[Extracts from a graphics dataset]
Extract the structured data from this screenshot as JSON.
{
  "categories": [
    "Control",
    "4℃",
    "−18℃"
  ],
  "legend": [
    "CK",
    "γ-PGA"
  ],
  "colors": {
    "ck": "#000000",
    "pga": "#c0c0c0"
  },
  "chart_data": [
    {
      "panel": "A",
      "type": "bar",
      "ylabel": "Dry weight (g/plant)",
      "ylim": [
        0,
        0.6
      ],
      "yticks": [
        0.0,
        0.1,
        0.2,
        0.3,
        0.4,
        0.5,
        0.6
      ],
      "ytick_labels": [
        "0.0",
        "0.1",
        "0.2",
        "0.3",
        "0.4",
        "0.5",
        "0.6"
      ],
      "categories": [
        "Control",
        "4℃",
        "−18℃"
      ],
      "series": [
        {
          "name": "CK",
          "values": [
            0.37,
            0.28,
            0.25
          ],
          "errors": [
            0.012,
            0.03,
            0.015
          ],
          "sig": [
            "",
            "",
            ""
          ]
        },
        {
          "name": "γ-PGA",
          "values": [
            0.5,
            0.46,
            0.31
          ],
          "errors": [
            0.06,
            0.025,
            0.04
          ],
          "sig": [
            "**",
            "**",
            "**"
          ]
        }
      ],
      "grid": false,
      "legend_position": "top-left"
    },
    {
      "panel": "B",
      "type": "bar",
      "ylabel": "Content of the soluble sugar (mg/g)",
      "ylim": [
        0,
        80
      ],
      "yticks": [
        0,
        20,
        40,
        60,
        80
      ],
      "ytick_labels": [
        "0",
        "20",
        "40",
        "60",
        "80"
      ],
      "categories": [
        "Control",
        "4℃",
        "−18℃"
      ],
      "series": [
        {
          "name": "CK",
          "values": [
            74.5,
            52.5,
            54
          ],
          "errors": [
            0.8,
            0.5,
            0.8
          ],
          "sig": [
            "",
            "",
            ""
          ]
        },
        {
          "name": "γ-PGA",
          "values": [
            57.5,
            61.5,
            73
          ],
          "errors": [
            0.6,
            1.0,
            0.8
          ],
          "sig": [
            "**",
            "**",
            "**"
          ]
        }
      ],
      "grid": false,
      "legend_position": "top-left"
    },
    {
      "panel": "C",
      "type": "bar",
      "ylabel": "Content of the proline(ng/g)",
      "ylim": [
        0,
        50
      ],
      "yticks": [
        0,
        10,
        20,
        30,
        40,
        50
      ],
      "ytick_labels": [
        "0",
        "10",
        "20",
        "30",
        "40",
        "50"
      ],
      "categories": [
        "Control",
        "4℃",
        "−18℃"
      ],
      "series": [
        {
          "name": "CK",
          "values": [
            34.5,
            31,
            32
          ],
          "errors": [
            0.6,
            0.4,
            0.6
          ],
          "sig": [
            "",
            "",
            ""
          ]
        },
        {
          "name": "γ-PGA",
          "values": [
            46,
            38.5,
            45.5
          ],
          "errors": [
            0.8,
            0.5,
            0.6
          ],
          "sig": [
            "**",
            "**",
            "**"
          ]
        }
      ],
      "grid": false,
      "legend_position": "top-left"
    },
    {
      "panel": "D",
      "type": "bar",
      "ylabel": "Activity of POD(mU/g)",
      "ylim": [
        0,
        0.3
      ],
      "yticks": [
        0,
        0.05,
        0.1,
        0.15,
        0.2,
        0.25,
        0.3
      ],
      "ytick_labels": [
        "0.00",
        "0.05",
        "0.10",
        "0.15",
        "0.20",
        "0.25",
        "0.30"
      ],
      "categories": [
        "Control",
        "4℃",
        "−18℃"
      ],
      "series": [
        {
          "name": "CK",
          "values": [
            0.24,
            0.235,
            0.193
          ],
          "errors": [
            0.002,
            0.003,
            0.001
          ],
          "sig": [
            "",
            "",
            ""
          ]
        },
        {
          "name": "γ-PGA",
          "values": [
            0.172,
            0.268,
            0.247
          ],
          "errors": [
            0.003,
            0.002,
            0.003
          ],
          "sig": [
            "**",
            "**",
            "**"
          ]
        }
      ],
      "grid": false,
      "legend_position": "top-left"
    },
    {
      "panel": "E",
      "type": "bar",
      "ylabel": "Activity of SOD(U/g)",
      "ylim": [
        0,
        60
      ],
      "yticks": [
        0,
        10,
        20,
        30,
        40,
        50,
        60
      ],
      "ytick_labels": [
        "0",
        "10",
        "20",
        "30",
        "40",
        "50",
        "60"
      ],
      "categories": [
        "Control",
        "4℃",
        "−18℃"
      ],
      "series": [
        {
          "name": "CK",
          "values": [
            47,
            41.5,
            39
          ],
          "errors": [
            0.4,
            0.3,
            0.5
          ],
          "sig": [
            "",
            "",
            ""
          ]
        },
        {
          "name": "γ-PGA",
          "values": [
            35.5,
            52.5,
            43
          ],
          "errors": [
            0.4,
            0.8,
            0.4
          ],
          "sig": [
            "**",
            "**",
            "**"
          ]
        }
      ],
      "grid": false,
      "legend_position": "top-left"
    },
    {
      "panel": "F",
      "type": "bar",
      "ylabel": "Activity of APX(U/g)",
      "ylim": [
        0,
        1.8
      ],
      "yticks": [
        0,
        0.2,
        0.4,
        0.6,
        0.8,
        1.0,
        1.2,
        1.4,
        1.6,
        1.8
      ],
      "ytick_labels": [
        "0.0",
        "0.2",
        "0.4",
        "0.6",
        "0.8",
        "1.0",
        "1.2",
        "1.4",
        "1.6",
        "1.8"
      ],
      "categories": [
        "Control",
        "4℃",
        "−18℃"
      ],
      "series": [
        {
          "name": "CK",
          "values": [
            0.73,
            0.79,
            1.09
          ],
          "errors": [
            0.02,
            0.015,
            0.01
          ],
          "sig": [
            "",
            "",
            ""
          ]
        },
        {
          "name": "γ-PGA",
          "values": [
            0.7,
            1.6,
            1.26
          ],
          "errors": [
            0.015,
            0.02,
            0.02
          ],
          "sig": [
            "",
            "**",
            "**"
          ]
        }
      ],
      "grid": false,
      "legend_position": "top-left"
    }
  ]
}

## TASK DETAILS
Repeat every line of the data, exactly and in full.

## THE SOLUTION
Extract the structured data from this screenshot as JSON.
{
  "categories": [
    "Control",
    "4℃",
    "−18℃"
  ],
  "legend": [
    "CK",
    "γ-PGA"
  ],
  "colors": {
    "ck": "#000000",
    "pga": "#c0c0c0"
  },
  "chart_data": [
    {
      "panel": "A",
      "type": "bar",
      "ylabel": "Dry weight (g/plant)",
      "ylim": [
        0,
        0.6
      ],
      "yticks": [
        0.0,
        0.1,
        0.2,
        0.3,
        0.4,
        0.5,
        0.6
      ],
      "ytick_labels": [
        "0.0",
        "0.1",
        "0.2",
        "0.3",
        "0.4",
        "0.5",
        "0.6"
      ],
      "categories": [
        "Control",
        "4℃",
        "−18℃"
      ],
      "series": [
        {
          "name": "CK",
          "values": [
            0.37,
            0.28,
            0.25
          ],
          "errors": [
            0.012,
            0.03,
            0.015
          ],
          "sig": [
            "",
            "",
            ""
          ]
        },
        {
          "name": "γ-PGA",
          "values": [
            0.5,
            0.46,
            0.31
          ],
          "errors": [
            0.06,
            0.025,
            0.04
          ],
          "sig": [
            "**",
            "**",
            "**"
          ]
        }
      ],
      "grid": false,
      "legend_position": "top-left"
    },
    {
      "panel": "B",
      "type": "bar",
      "ylabel": "Content of the soluble sugar (mg/g)",
      "ylim": [
        0,
        80
      ],
      "yticks": [
        0,
        20,
        40,
        60,
        80
      ],
      "ytick_labels": [
        "0",
        "20",
        "40",
        "60",
        "80"
      ],
      "categories": [
        "Control",
        "4℃",
        "−18℃"
      ],
      "series": [
        {
          "name": "CK",
          "values": [
            74.5,
            52.5,
            54
          ],
          "errors": [
            0.8,
            0.5,
            0.8
          ],
          "sig": [
            "",
            "",
            ""
          ]
        },
        {
          "name": "γ-PGA",
          "values": [
            57.5,
            61.5,
            73
          ],
          "errors": [
            0.6,
            1.0,
            0.8
          ],
          "sig": [
            "**",
            "**",
            "**"
          ]
        }
      ],
      "grid": false,
      "legend_position": "top-left"
    },
    {
      "panel": "C",
      "type": "bar",
      "ylabel": "Content of the proline(ng/g)",
      "ylim": [
        0,
        50
      ],
      "yticks": [
        0,
        10,
        20,
        30,
        40,
        50
      ],
      "ytick_labels": [
        "0",
        "10",
        "20",
        "30",
        "40",
        "50"
      ],
      "categories": [
        "Control",
        "4℃",
        "−18℃"
      ],
      "series": [
        {
          "name": "CK",
          "values": [
            34.5,
            31,
            32
          ],
          "errors": [
            0.6,
            0.4,
            0.6
          ],
          "sig": [
            "",
            "",
            ""
          ]
        },
        {
          "name": "γ-PGA",
          "values": [
            46,
            38.5,
            45.5
          ],
          "errors": [
            0.8,
            0.5,
            0.6
          ],
          "sig": [
            "**",
            "**",
            "**"
          ]
        }
      ],
      "grid": false,
      "legend_position": "top-left"
    },
    {
      "panel": "D",
      "type": "bar",
      "ylabel": "Activity of POD(mU/g)",
      "ylim": [
        0,
        0.3
      ],
      "yticks": [
        0,
        0.05,
        0.1,
        0.15,
        0.2,
        0.25,
        0.3
      ],
      "ytick_labels": [
        "0.00",
        "0.05",
        "0.10",
        "0.15",
        "0.20",
        "0.25",
        "0.30"
      ],
      "categories": [
        "Control",
        "4℃",
        "−18℃"
      ],
      "series": [
        {
          "name": "CK",
          "values": [
            0.24,
            0.235,
            0.193
          ],
          "errors": [
            0.002,
            0.003,
            0.001
          ],
          "sig": [
            "",
            "",
            ""
          ]
        },
        {
          "name": "γ-PGA",
          "values": [
            0.172,
            0.268,
            0.247
          ],
          "errors": [
            0.003,
            0.002,
            0.003
          ],
          "sig": [
            "**",
            "**",
            "**"
          ]
        }
      ],
      "grid": false,
      "legend_position": "top-left"
    },
    {
      "panel": "E",
      "type": "bar",
      "ylabel": "Activity of SOD(U/g)",
      "ylim": [
        0,
        60
      ],
      "yticks": [
        0,
        10,
        20,
        30,
        40,
        50,
        60
      ],
      "ytick_labels": [
        "0",
        "10",
        "20",
        "30",
        "40",
        "50",
        "60"
      ],
      "categories": [
        "Control",
        "4℃",
        "−18℃"
      ],
      "series": [
        {
          "name": "CK",
          "values": [
            47,
            41.5,
            39
          ],
          "errors": [
            0.4,
            0.3,
            0.5
          ],
          "sig": [
            "",
            "",
            ""
          ]
        },
        {
          "name": "γ-PGA",
          "values": [
            35.5,
            52.5,
            43
          ],
          "errors": [
            0.4,
            0.8,
            0.4
          ],
          "sig": [
            "**",
            "**",
            "**"
          ]
        }
      ],
      "grid": false,
      "legend_position": "top-left"
    },
    {
      "panel": "F",
      "type": "bar",
      "ylabel": "Activity of APX(U/g)",
      "ylim": [
        0,
        1.8
      ],
      "yticks": [
        0,
        0.2,
        0.4,
        0.6,
        0.8,
        1.0,
        1.2,
        1.4,
        1.6,
        1.8
      ],
      "ytick_labels": [
        "0.0",
        "0.2",
        "0.4",
        "0.6",
        "0.8",
        "1.0",
        "1.2",
        "1.4",
        "1.6",
        "1.8"
      ],
      "categories": [
        "Control",
        "4℃",
        "−18℃"
      ],
      "series": [
        {
          "name": "CK",
          "values": [
            0.73,
            0.79,
            1.09
          ],
          "errors": [
            0.02,
            0.015,
            0.01
          ],
          "sig": [
            "",
            "",
            ""
          ]
        },
        {
          "name": "γ-PGA",
          "values": [
            0.7,
            1.6,
            1.26
          ],
          "errors": [
            0.015,
            0.02,
            0.02
          ],
          "sig": [
            "",
            "**",
            "**"
          ]
        }
      ],
      "grid": false,
      "legend_position": "top-left"
    }
  ]
}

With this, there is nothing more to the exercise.